Copy the records from the first line through the line containing "red-bar-mark — [164, 212, 196, 218]", replacing "x-tick-label" with "x-axis-label" and leaving everything else unchanged.
Begin Provided material
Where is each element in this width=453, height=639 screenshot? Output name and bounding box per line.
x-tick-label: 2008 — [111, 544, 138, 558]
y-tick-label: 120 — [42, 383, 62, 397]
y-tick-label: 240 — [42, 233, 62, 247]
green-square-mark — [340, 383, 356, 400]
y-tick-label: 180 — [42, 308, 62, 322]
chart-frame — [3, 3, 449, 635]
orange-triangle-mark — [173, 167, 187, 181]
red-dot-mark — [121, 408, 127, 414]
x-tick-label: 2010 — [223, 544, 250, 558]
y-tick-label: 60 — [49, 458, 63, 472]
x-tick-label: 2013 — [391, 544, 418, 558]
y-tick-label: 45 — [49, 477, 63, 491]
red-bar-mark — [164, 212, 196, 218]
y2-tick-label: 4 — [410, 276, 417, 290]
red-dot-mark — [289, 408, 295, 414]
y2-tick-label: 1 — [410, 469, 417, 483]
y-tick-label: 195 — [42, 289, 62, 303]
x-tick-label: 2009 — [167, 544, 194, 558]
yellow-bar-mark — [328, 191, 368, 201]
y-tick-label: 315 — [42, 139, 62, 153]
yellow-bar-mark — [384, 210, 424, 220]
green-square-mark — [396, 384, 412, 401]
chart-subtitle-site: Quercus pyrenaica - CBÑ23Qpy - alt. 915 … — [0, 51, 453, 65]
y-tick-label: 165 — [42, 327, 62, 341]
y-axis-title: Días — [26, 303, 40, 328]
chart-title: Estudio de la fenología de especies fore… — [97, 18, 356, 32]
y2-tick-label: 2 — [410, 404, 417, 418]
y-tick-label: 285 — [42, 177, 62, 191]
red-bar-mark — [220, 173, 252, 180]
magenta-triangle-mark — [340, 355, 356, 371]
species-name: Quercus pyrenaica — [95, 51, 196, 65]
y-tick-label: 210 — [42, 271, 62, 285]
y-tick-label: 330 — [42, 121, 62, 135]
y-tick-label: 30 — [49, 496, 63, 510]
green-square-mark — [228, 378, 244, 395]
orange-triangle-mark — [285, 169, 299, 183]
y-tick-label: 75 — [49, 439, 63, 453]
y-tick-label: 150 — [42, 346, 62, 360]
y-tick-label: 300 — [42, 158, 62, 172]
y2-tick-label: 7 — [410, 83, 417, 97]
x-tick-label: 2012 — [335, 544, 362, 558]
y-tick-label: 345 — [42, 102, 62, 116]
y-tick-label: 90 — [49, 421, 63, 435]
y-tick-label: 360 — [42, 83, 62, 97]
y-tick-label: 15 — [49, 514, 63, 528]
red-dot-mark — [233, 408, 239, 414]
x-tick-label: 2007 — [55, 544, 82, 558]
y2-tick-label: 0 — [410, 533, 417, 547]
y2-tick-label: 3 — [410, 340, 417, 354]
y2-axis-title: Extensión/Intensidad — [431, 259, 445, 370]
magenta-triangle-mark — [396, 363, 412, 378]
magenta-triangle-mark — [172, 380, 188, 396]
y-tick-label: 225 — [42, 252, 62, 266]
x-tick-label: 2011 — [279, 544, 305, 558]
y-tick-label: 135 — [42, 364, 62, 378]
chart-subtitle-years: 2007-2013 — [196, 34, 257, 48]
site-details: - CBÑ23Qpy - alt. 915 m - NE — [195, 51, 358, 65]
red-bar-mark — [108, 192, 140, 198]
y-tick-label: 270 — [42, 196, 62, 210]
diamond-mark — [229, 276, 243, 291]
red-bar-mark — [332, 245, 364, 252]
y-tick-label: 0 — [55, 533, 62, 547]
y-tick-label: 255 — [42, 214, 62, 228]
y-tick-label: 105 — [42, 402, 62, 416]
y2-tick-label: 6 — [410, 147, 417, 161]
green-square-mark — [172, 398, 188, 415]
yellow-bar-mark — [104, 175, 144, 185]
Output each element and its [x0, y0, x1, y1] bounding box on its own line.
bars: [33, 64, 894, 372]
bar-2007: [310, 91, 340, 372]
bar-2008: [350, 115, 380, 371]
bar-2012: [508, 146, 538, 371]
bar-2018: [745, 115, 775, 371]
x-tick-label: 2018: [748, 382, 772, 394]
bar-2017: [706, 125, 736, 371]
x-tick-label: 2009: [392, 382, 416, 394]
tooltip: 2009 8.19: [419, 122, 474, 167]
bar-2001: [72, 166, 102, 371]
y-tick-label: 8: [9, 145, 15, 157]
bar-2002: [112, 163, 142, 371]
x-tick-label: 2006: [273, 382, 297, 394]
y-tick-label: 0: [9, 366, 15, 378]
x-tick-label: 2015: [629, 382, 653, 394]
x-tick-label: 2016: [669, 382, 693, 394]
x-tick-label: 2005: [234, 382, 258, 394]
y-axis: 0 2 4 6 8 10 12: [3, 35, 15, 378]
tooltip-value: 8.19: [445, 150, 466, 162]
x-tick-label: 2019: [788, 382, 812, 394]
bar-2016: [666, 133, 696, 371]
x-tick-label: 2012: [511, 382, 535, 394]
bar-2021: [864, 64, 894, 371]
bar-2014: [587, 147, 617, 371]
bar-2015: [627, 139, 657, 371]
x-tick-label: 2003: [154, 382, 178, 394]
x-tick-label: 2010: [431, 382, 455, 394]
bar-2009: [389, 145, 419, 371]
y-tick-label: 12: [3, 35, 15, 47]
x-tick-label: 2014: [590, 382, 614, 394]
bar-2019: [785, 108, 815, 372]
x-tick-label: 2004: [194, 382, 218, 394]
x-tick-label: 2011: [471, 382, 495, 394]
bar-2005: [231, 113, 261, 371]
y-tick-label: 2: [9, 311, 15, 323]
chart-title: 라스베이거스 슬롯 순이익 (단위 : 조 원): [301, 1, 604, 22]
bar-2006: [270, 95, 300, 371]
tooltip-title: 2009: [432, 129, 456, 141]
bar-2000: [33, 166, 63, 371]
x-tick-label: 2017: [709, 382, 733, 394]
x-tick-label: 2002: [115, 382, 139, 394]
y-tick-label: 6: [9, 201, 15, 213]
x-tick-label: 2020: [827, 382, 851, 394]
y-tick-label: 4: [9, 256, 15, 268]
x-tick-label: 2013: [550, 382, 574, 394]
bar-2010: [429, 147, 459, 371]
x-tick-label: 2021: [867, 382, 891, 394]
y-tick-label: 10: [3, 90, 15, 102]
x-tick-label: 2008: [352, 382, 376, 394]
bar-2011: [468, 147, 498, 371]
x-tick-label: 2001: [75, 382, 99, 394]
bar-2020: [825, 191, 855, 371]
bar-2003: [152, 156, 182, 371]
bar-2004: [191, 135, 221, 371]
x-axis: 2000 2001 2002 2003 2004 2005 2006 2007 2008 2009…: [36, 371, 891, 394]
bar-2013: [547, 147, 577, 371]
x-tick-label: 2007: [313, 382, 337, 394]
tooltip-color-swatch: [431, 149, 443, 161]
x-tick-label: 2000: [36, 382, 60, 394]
End Provided material
Complete response
Where is each element in this width=453, height=639 screenshot? Output name and bounding box per line.
x-axis-label: 2008 — [111, 544, 138, 558]
y-tick-label: 120 — [42, 383, 62, 397]
y-tick-label: 240 — [42, 233, 62, 247]
green-square-mark — [340, 383, 356, 400]
y-tick-label: 180 — [42, 308, 62, 322]
chart-frame — [3, 3, 449, 635]
orange-triangle-mark — [173, 167, 187, 181]
red-dot-mark — [121, 408, 127, 414]
x-axis-label: 2010 — [223, 544, 250, 558]
y-tick-label: 60 — [49, 458, 63, 472]
x-axis-label: 2013 — [391, 544, 418, 558]
y-tick-label: 45 — [49, 477, 63, 491]
red-bar-mark — [164, 212, 196, 218]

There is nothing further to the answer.